Records from a data source:
************

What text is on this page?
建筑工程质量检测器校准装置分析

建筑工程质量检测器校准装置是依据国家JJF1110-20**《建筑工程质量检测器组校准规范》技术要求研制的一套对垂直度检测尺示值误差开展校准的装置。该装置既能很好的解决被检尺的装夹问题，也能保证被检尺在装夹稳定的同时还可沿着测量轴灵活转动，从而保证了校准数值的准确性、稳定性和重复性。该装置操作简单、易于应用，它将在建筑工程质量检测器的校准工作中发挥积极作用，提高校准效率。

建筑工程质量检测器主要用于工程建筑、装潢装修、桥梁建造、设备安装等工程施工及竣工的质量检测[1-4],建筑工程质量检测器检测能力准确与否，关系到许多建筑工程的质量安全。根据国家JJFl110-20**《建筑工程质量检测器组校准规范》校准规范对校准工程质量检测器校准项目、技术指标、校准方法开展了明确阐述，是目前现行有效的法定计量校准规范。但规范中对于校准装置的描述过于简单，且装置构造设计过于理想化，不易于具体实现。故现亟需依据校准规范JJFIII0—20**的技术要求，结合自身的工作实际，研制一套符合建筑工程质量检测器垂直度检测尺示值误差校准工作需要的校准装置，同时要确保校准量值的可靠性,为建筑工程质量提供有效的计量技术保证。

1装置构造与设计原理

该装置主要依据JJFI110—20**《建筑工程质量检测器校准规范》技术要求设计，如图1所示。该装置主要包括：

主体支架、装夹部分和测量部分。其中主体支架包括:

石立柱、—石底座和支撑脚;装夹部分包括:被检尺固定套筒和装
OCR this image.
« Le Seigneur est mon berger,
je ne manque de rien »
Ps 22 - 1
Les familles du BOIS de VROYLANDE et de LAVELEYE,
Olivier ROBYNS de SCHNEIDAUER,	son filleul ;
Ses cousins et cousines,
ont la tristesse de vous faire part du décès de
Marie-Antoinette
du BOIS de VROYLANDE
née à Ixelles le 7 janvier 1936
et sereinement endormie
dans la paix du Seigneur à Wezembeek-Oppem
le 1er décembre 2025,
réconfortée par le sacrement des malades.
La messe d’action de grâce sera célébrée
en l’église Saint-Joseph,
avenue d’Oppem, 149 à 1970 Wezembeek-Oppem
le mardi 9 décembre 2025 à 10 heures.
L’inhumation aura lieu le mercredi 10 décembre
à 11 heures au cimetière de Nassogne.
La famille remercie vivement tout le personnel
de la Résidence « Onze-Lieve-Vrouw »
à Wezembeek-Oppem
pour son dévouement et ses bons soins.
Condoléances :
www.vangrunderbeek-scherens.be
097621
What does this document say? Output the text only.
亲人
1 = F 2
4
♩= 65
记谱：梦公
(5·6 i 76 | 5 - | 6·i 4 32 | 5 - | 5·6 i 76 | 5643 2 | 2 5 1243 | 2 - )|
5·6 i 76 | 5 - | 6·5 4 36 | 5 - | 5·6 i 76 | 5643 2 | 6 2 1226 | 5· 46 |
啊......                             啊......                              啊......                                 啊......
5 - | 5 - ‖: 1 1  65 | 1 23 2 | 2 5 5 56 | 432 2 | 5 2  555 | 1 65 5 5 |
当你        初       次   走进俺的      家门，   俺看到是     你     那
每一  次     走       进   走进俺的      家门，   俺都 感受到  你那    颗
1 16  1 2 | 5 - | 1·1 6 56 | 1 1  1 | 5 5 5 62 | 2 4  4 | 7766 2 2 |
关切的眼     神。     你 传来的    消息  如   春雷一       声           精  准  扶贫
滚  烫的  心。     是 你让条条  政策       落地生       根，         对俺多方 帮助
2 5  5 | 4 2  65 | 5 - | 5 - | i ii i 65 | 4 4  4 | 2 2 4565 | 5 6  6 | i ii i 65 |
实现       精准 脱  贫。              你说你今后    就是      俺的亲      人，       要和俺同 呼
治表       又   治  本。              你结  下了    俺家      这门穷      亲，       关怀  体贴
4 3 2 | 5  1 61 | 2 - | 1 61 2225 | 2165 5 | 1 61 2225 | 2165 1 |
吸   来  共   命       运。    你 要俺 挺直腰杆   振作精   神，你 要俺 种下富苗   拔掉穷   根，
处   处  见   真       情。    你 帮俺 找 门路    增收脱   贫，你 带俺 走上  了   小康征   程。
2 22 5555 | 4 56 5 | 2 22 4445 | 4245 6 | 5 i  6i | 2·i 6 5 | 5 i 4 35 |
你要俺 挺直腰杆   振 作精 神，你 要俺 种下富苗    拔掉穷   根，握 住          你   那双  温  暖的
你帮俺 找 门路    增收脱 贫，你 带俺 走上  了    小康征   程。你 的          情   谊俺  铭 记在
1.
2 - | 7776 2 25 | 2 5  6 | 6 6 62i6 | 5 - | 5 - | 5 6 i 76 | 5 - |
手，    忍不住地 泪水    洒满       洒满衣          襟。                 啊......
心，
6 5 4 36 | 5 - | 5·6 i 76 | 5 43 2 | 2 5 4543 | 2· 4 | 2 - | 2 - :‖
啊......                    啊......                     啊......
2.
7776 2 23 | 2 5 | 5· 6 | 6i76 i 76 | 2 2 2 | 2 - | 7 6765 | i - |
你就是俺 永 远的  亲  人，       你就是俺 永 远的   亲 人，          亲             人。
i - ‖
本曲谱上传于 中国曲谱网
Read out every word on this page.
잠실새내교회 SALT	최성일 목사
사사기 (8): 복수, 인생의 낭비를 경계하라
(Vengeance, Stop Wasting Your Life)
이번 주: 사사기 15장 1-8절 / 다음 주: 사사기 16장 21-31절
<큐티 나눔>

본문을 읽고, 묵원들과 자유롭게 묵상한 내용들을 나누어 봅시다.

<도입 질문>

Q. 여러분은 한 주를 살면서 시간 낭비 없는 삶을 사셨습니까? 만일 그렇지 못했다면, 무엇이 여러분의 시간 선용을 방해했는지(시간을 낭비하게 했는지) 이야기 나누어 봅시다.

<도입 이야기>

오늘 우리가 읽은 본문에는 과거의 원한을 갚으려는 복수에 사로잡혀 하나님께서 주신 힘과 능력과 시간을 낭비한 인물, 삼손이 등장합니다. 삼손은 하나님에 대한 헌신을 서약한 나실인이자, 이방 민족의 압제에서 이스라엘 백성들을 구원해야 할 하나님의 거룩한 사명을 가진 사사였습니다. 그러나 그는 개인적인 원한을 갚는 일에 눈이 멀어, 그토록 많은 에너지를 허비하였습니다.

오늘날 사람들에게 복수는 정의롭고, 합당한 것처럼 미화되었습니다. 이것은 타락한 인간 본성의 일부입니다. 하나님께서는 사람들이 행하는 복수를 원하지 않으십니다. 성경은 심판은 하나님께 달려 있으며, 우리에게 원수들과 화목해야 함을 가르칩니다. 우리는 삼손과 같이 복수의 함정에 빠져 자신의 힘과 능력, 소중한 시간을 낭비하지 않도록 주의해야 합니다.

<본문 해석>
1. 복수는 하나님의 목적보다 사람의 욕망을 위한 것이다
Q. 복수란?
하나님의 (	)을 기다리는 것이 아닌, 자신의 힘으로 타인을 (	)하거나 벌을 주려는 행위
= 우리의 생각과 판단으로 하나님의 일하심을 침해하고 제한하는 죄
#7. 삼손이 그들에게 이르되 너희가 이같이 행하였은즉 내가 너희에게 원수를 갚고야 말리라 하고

************

**Description of the task**
What is the number of lines in the records that contain the string "种下富苗"? Give only that number.

**Output of the exercise**
2